• [The data]:
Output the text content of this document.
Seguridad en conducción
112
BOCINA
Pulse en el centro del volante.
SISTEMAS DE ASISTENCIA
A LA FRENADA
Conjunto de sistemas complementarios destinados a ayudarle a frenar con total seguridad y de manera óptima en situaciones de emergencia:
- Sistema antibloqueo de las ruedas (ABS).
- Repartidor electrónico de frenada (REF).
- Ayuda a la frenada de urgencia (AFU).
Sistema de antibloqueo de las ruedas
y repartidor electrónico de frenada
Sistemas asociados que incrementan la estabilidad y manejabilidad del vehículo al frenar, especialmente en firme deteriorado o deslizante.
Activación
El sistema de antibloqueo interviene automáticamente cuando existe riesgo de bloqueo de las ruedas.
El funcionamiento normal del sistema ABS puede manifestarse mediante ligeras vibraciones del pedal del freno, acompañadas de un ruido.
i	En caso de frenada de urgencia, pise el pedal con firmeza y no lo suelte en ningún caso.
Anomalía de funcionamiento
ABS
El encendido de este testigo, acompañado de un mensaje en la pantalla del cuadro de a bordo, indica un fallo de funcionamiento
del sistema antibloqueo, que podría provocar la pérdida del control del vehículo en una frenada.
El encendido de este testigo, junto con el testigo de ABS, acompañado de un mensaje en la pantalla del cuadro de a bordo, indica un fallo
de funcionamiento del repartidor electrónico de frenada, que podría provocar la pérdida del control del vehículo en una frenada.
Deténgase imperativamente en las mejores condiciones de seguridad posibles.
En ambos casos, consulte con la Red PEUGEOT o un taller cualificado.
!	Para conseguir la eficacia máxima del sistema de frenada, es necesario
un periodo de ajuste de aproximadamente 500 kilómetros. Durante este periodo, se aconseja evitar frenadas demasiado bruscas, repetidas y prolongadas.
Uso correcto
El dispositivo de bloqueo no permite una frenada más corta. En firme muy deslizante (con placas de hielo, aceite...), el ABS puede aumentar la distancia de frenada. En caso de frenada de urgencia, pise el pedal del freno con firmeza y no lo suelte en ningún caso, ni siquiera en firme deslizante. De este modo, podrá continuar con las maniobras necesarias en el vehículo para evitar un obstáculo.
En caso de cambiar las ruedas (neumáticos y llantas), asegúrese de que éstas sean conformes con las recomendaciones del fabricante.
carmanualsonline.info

• [Goal]: Every line of the material must be returned exactly as it appears.

• [Reply to the exercise]:
Output the text content of this document.
Seguridad en conducción
112
BOCINA
Pulse en el centro del volante.
SISTEMAS DE ASISTENCIA
A LA FRENADA
Conjunto de sistemas complementarios destinados a ayudarle a frenar con total seguridad y de manera óptima en situaciones de emergencia:
- Sistema antibloqueo de las ruedas (ABS).
- Repartidor electrónico de frenada (REF).
- Ayuda a la frenada de urgencia (AFU).
Sistema de antibloqueo de las ruedas
y repartidor electrónico de frenada
Sistemas asociados que incrementan la estabilidad y manejabilidad del vehículo al frenar, especialmente en firme deteriorado o deslizante.
Activación
El sistema de antibloqueo interviene automáticamente cuando existe riesgo de bloqueo de las ruedas.
El funcionamiento normal del sistema ABS puede manifestarse mediante ligeras vibraciones del pedal del freno, acompañadas de un ruido.
i	En caso de frenada de urgencia, pise el pedal con firmeza y no lo suelte en ningún caso.
Anomalía de funcionamiento
ABS
El encendido de este testigo, acompañado de un mensaje en la pantalla del cuadro de a bordo, indica un fallo de funcionamiento
del sistema antibloqueo, que podría provocar la pérdida del control del vehículo en una frenada.
El encendido de este testigo, junto con el testigo de ABS, acompañado de un mensaje en la pantalla del cuadro de a bordo, indica un fallo
de funcionamiento del repartidor electrónico de frenada, que podría provocar la pérdida del control del vehículo en una frenada.
Deténgase imperativamente en las mejores condiciones de seguridad posibles.
En ambos casos, consulte con la Red PEUGEOT o un taller cualificado.
!	Para conseguir la eficacia máxima del sistema de frenada, es necesario
un periodo de ajuste de aproximadamente 500 kilómetros. Durante este periodo, se aconseja evitar frenadas demasiado bruscas, repetidas y prolongadas.
Uso correcto
El dispositivo de bloqueo no permite una frenada más corta. En firme muy deslizante (con placas de hielo, aceite...), el ABS puede aumentar la distancia de frenada. En caso de frenada de urgencia, pise el pedal del freno con firmeza y no lo suelte en ningún caso, ni siquiera en firme deslizante. De este modo, podrá continuar con las maniobras necesarias en el vehículo para evitar un obstáculo.
En caso de cambiar las ruedas (neumáticos y llantas), asegúrese de que éstas sean conformes con las recomendaciones del fabricante.
carmanualsonline.info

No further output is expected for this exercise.